Search the records for "content". Copy every line where it appears.

> Dataset listings of figures

[START]

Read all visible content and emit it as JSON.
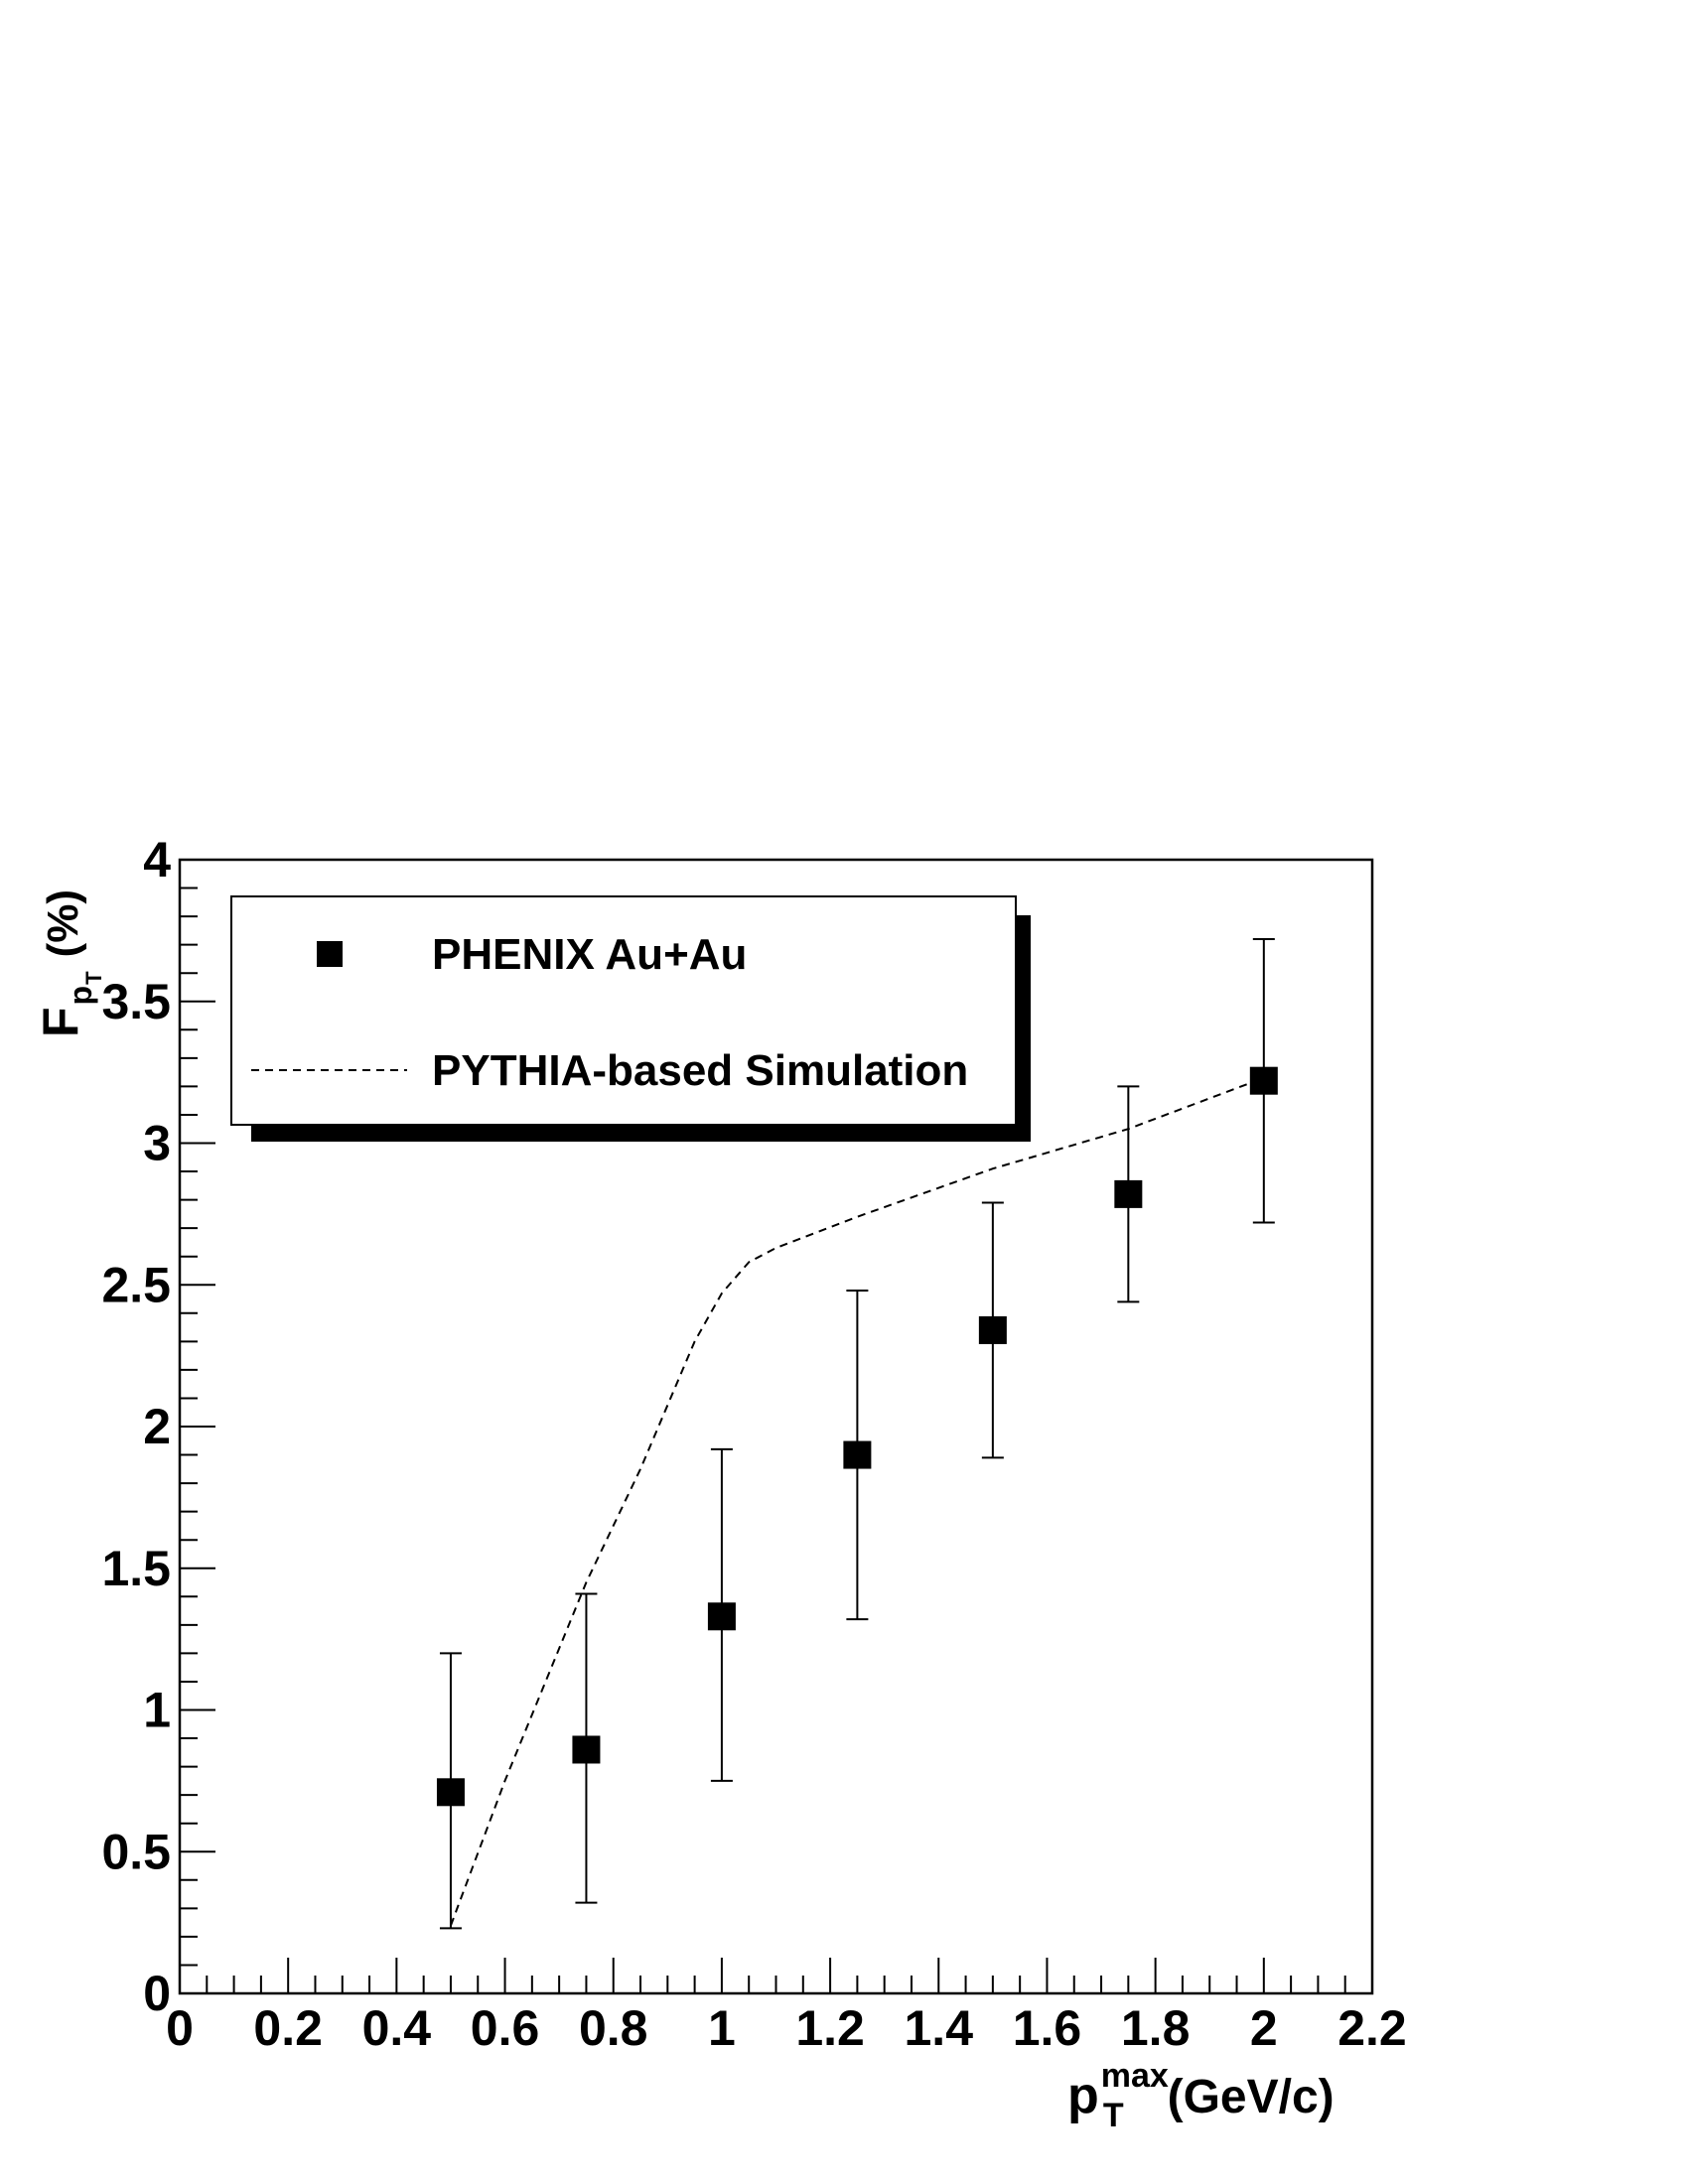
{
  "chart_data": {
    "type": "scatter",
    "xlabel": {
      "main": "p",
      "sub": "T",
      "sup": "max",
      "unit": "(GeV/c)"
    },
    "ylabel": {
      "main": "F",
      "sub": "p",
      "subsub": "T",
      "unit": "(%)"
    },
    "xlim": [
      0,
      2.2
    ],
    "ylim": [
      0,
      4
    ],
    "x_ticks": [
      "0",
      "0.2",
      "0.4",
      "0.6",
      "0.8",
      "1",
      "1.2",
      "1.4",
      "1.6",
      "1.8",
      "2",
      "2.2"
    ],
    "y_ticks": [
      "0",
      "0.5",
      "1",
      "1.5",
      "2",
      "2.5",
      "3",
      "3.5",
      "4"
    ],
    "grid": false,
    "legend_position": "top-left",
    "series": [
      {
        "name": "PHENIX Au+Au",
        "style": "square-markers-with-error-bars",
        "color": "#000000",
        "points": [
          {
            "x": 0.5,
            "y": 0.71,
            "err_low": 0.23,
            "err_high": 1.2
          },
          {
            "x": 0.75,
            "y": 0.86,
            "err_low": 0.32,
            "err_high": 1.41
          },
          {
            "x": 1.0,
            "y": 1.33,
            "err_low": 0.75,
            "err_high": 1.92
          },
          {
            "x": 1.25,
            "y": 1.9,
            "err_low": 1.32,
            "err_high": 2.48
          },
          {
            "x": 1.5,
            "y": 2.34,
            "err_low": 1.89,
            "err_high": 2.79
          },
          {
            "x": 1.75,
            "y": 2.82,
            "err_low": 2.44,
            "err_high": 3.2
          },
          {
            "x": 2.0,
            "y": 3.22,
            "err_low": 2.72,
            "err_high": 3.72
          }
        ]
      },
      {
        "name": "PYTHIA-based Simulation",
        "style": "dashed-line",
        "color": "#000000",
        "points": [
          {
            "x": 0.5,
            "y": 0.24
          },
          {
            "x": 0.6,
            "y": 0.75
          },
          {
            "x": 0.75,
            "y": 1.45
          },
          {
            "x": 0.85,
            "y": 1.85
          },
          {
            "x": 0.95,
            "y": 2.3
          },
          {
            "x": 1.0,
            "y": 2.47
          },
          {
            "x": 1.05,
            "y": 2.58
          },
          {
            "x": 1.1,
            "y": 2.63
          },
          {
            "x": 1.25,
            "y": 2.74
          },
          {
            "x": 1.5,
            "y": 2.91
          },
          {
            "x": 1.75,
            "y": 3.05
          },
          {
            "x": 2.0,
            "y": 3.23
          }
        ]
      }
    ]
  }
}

[END]
[START]

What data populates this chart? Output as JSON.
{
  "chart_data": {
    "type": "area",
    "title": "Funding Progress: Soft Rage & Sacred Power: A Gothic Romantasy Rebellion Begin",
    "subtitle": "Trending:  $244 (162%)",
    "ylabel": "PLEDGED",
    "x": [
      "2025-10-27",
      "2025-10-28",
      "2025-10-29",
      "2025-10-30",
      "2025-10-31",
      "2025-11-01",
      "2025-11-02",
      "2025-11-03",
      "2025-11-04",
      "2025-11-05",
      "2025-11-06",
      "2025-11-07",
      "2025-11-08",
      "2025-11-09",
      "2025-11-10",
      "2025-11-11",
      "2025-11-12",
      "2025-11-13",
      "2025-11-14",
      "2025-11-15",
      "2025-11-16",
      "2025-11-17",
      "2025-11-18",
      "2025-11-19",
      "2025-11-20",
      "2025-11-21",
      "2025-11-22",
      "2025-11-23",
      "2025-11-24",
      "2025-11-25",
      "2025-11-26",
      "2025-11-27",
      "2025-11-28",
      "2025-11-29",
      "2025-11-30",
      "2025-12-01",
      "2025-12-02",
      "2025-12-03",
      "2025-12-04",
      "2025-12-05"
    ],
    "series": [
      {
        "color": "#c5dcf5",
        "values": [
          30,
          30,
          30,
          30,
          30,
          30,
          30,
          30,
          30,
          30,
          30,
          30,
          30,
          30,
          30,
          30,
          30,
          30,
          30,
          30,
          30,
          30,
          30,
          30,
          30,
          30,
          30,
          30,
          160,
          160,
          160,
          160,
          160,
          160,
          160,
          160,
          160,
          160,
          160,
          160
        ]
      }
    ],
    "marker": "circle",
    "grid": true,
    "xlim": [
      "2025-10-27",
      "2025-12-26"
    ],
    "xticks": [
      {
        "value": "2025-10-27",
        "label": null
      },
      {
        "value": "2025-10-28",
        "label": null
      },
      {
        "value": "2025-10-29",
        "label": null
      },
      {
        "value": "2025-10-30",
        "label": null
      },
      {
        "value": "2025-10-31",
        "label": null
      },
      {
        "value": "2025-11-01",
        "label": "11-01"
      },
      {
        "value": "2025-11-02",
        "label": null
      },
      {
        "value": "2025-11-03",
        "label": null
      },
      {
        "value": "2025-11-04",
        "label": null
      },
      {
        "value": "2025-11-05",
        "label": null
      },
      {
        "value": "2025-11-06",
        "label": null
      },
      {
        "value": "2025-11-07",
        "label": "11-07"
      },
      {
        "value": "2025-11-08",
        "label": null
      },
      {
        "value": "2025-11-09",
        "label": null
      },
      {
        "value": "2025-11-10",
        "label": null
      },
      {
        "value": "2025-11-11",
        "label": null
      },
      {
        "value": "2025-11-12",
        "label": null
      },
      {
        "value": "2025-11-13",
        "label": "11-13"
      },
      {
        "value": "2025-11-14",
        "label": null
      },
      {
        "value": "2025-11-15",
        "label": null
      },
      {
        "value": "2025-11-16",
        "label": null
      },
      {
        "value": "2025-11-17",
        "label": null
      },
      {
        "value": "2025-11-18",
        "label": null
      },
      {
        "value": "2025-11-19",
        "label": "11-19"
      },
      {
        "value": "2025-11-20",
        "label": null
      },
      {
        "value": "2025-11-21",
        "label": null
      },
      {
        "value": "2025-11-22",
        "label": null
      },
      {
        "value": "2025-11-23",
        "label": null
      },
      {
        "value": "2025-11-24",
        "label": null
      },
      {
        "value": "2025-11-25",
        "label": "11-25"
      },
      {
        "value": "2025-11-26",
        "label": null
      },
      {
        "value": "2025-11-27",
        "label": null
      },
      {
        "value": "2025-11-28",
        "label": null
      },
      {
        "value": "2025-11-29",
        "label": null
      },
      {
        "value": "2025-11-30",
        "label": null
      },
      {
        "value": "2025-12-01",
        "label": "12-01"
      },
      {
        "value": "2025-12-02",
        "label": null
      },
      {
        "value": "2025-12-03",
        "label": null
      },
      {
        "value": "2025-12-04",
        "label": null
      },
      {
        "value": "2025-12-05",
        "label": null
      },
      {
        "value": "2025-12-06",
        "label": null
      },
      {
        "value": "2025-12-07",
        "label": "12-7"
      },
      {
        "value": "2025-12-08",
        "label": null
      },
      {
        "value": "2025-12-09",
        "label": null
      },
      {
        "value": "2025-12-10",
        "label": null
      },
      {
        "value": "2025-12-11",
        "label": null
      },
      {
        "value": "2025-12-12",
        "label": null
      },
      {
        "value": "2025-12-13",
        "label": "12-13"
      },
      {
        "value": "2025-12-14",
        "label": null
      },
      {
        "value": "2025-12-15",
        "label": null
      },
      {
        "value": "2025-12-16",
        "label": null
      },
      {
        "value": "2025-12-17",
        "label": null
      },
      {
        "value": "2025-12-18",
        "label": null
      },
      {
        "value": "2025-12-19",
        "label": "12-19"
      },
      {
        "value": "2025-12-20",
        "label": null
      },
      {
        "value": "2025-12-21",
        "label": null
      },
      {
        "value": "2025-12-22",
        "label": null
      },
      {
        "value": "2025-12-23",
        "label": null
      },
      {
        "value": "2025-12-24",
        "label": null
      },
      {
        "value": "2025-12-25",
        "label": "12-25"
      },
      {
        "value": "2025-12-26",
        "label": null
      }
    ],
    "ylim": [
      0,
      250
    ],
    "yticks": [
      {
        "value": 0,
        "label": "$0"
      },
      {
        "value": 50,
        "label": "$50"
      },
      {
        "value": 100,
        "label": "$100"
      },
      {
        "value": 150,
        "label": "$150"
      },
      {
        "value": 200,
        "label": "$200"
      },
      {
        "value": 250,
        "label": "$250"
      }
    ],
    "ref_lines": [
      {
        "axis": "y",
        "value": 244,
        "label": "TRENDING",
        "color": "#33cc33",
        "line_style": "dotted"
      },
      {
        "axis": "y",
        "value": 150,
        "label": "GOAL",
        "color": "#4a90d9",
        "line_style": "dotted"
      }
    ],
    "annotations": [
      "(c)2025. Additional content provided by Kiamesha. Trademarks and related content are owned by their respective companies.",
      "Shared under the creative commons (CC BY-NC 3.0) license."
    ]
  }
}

[END]

> Exercise result
Read all visible content and emit it as JSON.
      "(c)2025. Additional content provided by Kiamesha. Trademarks and related content are owned by their respective companies.",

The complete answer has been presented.